[A run of records]
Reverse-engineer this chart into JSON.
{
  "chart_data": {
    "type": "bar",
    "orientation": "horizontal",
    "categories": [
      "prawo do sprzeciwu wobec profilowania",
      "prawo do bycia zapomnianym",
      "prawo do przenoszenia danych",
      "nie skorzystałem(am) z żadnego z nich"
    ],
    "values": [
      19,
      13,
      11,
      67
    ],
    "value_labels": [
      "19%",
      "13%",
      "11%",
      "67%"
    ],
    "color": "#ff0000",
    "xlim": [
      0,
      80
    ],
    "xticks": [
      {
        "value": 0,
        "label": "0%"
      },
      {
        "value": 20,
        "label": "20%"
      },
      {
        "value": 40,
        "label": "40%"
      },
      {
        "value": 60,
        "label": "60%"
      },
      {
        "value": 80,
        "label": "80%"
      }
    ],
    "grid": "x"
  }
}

▶ _Work to do_:
From the first line to the last, retype the data exactly.

▶ _Result for this task_:
Reverse-engineer this chart into JSON.
{
  "chart_data": {
    "type": "bar",
    "orientation": "horizontal",
    "categories": [
      "prawo do sprzeciwu wobec profilowania",
      "prawo do bycia zapomnianym",
      "prawo do przenoszenia danych",
      "nie skorzystałem(am) z żadnego z nich"
    ],
    "values": [
      19,
      13,
      11,
      67
    ],
    "value_labels": [
      "19%",
      "13%",
      "11%",
      "67%"
    ],
    "color": "#ff0000",
    "xlim": [
      0,
      80
    ],
    "xticks": [
      {
        "value": 0,
        "label": "0%"
      },
      {
        "value": 20,
        "label": "20%"
      },
      {
        "value": 40,
        "label": "40%"
      },
      {
        "value": 60,
        "label": "60%"
      },
      {
        "value": 80,
        "label": "80%"
      }
    ],
    "grid": "x"
  }
}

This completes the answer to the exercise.